→ **SHORT TASK**: Reproduce the entries below in full, word for word.

→ **MATERIAL PROVIDED**:
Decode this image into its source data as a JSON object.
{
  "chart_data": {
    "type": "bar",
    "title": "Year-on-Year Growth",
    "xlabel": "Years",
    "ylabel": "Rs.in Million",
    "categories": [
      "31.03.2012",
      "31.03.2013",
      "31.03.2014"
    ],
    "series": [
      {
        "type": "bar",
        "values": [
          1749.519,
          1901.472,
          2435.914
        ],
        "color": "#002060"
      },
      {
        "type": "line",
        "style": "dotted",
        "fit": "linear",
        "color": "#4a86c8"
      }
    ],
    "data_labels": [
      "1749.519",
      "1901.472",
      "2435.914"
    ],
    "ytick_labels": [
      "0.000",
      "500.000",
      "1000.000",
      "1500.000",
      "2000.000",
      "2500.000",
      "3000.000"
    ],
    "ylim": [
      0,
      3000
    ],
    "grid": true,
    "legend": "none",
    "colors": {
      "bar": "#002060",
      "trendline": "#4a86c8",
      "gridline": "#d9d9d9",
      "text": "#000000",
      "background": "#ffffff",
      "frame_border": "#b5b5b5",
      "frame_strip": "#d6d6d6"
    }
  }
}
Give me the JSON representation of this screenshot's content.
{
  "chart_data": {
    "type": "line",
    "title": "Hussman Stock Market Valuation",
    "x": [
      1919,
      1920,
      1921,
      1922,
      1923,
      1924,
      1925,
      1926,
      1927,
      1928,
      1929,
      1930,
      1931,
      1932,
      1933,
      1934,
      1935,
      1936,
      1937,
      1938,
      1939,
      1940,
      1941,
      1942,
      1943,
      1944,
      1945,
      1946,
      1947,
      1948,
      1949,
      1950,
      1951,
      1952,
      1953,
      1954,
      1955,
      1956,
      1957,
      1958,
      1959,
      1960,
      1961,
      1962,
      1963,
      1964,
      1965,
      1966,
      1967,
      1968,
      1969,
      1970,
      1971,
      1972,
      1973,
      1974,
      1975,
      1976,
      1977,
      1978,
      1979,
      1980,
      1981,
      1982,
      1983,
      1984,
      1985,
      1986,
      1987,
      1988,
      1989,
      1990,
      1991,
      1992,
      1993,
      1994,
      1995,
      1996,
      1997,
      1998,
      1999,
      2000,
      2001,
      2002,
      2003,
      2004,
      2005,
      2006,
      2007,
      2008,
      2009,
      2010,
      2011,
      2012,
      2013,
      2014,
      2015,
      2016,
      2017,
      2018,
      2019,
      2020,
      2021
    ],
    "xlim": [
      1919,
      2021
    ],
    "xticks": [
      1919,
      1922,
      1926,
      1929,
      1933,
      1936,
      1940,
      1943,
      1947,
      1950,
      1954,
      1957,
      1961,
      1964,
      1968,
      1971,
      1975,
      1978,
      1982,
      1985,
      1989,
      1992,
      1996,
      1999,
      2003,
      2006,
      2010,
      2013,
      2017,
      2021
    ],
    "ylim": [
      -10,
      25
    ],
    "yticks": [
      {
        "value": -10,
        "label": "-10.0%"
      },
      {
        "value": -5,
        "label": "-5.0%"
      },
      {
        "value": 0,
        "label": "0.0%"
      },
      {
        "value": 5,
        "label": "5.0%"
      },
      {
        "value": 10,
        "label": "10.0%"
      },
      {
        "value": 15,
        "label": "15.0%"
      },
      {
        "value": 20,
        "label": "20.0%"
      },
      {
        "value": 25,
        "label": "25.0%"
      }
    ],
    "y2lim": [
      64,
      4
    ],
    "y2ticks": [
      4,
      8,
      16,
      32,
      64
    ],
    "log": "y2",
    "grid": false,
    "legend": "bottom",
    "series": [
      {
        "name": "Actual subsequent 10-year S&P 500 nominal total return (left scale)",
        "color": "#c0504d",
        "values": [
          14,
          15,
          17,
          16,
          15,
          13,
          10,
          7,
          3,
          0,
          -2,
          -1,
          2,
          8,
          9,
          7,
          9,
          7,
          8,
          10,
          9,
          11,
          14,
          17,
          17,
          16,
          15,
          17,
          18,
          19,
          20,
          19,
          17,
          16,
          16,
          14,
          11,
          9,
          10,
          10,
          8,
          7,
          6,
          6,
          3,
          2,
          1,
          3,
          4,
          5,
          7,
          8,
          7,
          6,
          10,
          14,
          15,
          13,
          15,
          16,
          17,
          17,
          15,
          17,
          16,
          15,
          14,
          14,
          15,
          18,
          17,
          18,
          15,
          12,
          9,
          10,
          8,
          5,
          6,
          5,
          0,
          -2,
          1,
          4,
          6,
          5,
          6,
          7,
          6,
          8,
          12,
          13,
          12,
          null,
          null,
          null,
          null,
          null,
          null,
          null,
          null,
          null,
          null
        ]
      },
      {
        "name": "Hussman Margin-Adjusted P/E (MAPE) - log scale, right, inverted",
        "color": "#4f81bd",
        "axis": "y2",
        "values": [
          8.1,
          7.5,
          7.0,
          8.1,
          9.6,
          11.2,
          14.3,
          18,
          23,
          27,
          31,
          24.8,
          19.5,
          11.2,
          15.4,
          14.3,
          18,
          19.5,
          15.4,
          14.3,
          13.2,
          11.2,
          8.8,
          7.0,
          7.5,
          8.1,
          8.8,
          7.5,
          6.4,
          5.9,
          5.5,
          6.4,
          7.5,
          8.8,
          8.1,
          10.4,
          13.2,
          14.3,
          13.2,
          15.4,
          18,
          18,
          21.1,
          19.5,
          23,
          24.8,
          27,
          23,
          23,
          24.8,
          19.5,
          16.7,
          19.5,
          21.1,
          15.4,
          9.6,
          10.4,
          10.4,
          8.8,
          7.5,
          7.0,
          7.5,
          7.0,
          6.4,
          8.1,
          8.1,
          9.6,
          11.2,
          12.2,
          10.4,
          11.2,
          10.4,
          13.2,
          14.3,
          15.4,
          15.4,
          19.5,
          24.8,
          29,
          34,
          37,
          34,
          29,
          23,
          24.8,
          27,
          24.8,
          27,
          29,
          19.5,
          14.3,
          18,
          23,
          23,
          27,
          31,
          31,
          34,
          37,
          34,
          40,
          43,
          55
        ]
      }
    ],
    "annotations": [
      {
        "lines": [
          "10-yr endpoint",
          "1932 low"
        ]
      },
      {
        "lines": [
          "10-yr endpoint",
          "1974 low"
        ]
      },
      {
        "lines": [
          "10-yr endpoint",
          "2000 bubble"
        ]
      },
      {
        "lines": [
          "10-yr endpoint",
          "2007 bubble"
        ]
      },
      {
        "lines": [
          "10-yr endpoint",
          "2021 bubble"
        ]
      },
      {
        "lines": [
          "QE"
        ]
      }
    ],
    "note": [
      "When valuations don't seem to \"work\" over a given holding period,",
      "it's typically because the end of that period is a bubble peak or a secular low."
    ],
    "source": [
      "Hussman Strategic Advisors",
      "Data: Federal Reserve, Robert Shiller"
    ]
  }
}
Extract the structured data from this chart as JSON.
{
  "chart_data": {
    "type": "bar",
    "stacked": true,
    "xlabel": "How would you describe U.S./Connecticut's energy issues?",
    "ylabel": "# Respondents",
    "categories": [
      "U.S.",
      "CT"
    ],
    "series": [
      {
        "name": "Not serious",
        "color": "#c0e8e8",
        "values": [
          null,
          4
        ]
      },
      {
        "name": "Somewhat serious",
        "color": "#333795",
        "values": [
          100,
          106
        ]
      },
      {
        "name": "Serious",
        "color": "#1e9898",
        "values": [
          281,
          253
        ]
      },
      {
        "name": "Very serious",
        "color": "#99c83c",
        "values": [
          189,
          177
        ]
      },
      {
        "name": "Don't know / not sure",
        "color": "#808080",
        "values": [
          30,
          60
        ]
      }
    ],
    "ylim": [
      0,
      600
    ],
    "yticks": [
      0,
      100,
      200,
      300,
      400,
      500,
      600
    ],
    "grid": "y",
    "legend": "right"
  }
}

→ **THE RESULT**:
Decode this image into its source data as a JSON object.
{
  "chart_data": {
    "type": "bar",
    "title": "Year-on-Year Growth",
    "xlabel": "Years",
    "ylabel": "Rs.in Million",
    "categories": [
      "31.03.2012",
      "31.03.2013",
      "31.03.2014"
    ],
    "series": [
      {
        "type": "bar",
        "values": [
          1749.519,
          1901.472,
          2435.914
        ],
        "color": "#002060"
      },
      {
        "type": "line",
        "style": "dotted",
        "fit": "linear",
        "color": "#4a86c8"
      }
    ],
    "data_labels": [
      "1749.519",
      "1901.472",
      "2435.914"
    ],
    "ytick_labels": [
      "0.000",
      "500.000",
      "1000.000",
      "1500.000",
      "2000.000",
      "2500.000",
      "3000.000"
    ],
    "ylim": [
      0,
      3000
    ],
    "grid": true,
    "legend": "none",
    "colors": {
      "bar": "#002060",
      "trendline": "#4a86c8",
      "gridline": "#d9d9d9",
      "text": "#000000",
      "background": "#ffffff",
      "frame_border": "#b5b5b5",
      "frame_strip": "#d6d6d6"
    }
  }
}
Give me the JSON representation of this screenshot's content.
{
  "chart_data": {
    "type": "line",
    "title": "Hussman Stock Market Valuation",
    "x": [
      1919,
      1920,
      1921,
      1922,
      1923,
      1924,
      1925,
      1926,
      1927,
      1928,
      1929,
      1930,
      1931,
      1932,
      1933,
      1934,
      1935,
      1936,
      1937,
      1938,
      1939,
      1940,
      1941,
      1942,
      1943,
      1944,
      1945,
      1946,
      1947,
      1948,
      1949,
      1950,
      1951,
      1952,
      1953,
      1954,
      1955,
      1956,
      1957,
      1958,
      1959,
      1960,
      1961,
      1962,
      1963,
      1964,
      1965,
      1966,
      1967,
      1968,
      1969,
      1970,
      1971,
      1972,
      1973,
      1974,
      1975,
      1976,
      1977,
      1978,
      1979,
      1980,
      1981,
      1982,
      1983,
      1984,
      1985,
      1986,
      1987,
      1988,
      1989,
      1990,
      1991,
      1992,
      1993,
      1994,
      1995,
      1996,
      1997,
      1998,
      1999,
      2000,
      2001,
      2002,
      2003,
      2004,
      2005,
      2006,
      2007,
      2008,
      2009,
      2010,
      2011,
      2012,
      2013,
      2014,
      2015,
      2016,
      2017,
      2018,
      2019,
      2020,
      2021
    ],
    "xlim": [
      1919,
      2021
    ],
    "xticks": [
      1919,
      1922,
      1926,
      1929,
      1933,
      1936,
      1940,
      1943,
      1947,
      1950,
      1954,
      1957,
      1961,
      1964,
      1968,
      1971,
      1975,
      1978,
      1982,
      1985,
      1989,
      1992,
      1996,
      1999,
      2003,
      2006,
      2010,
      2013,
      2017,
      2021
    ],
    "ylim": [
      -10,
      25
    ],
    "yticks": [
      {
        "value": -10,
        "label": "-10.0%"
      },
      {
        "value": -5,
        "label": "-5.0%"
      },
      {
        "value": 0,
        "label": "0.0%"
      },
      {
        "value": 5,
        "label": "5.0%"
      },
      {
        "value": 10,
        "label": "10.0%"
      },
      {
        "value": 15,
        "label": "15.0%"
      },
      {
        "value": 20,
        "label": "20.0%"
      },
      {
        "value": 25,
        "label": "25.0%"
      }
    ],
    "y2lim": [
      64,
      4
    ],
    "y2ticks": [
      4,
      8,
      16,
      32,
      64
    ],
    "log": "y2",
    "grid": false,
    "legend": "bottom",
    "series": [
      {
        "name": "Actual subsequent 10-year S&P 500 nominal total return (left scale)",
        "color": "#c0504d",
        "values": [
          14,
          15,
          17,
          16,
          15,
          13,
          10,
          7,
          3,
          0,
          -2,
          -1,
          2,
          8,
          9,
          7,
          9,
          7,
          8,
          10,
          9,
          11,
          14,
          17,
          17,
          16,
          15,
          17,
          18,
          19,
          20,
          19,
          17,
          16,
          16,
          14,
          11,
          9,
          10,
          10,
          8,
          7,
          6,
          6,
          3,
          2,
          1,
          3,
          4,
          5,
          7,
          8,
          7,
          6,
          10,
          14,
          15,
          13,
          15,
          16,
          17,
          17,
          15,
          17,
          16,
          15,
          14,
          14,
          15,
          18,
          17,
          18,
          15,
          12,
          9,
          10,
          8,
          5,
          6,
          5,
          0,
          -2,
          1,
          4,
          6,
          5,
          6,
          7,
          6,
          8,
          12,
          13,
          12,
          null,
          null,
          null,
          null,
          null,
          null,
          null,
          null,
          null,
          null
        ]
      },
      {
        "name": "Hussman Margin-Adjusted P/E (MAPE) - log scale, right, inverted",
        "color": "#4f81bd",
        "axis": "y2",
        "values": [
          8.1,
          7.5,
          7.0,
          8.1,
          9.6,
          11.2,
          14.3,
          18,
          23,
          27,
          31,
          24.8,
          19.5,
          11.2,
          15.4,
          14.3,
          18,
          19.5,
          15.4,
          14.3,
          13.2,
          11.2,
          8.8,
          7.0,
          7.5,
          8.1,
          8.8,
          7.5,
          6.4,
          5.9,
          5.5,
          6.4,
          7.5,
          8.8,
          8.1,
          10.4,
          13.2,
          14.3,
          13.2,
          15.4,
          18,
          18,
          21.1,
          19.5,
          23,
          24.8,
          27,
          23,
          23,
          24.8,
          19.5,
          16.7,
          19.5,
          21.1,
          15.4,
          9.6,
          10.4,
          10.4,
          8.8,
          7.5,
          7.0,
          7.5,
          7.0,
          6.4,
          8.1,
          8.1,
          9.6,
          11.2,
          12.2,
          10.4,
          11.2,
          10.4,
          13.2,
          14.3,
          15.4,
          15.4,
          19.5,
          24.8,
          29,
          34,
          37,
          34,
          29,
          23,
          24.8,
          27,
          24.8,
          27,
          29,
          19.5,
          14.3,
          18,
          23,
          23,
          27,
          31,
          31,
          34,
          37,
          34,
          40,
          43,
          55
        ]
      }
    ],
    "annotations": [
      {
        "lines": [
          "10-yr endpoint",
          "1932 low"
        ]
      },
      {
        "lines": [
          "10-yr endpoint",
          "1974 low"
        ]
      },
      {
        "lines": [
          "10-yr endpoint",
          "2000 bubble"
        ]
      },
      {
        "lines": [
          "10-yr endpoint",
          "2007 bubble"
        ]
      },
      {
        "lines": [
          "10-yr endpoint",
          "2021 bubble"
        ]
      },
      {
        "lines": [
          "QE"
        ]
      }
    ],
    "note": [
      "When valuations don't seem to \"work\" over a given holding period,",
      "it's typically because the end of that period is a bubble peak or a secular low."
    ],
    "source": [
      "Hussman Strategic Advisors",
      "Data: Federal Reserve, Robert Shiller"
    ]
  }
}
Extract the structured data from this chart as JSON.
{
  "chart_data": {
    "type": "bar",
    "stacked": true,
    "xlabel": "How would you describe U.S./Connecticut's energy issues?",
    "ylabel": "# Respondents",
    "categories": [
      "U.S.",
      "CT"
    ],
    "series": [
      {
        "name": "Not serious",
        "color": "#c0e8e8",
        "values": [
          null,
          4
        ]
      },
      {
        "name": "Somewhat serious",
        "color": "#333795",
        "values": [
          100,
          106
        ]
      },
      {
        "name": "Serious",
        "color": "#1e9898",
        "values": [
          281,
          253
        ]
      },
      {
        "name": "Very serious",
        "color": "#99c83c",
        "values": [
          189,
          177
        ]
      },
      {
        "name": "Don't know / not sure",
        "color": "#808080",
        "values": [
          30,
          60
        ]
      }
    ],
    "ylim": [
      0,
      600
    ],
    "yticks": [
      0,
      100,
      200,
      300,
      400,
      500,
      600
    ],
    "grid": "y",
    "legend": "right"
  }
}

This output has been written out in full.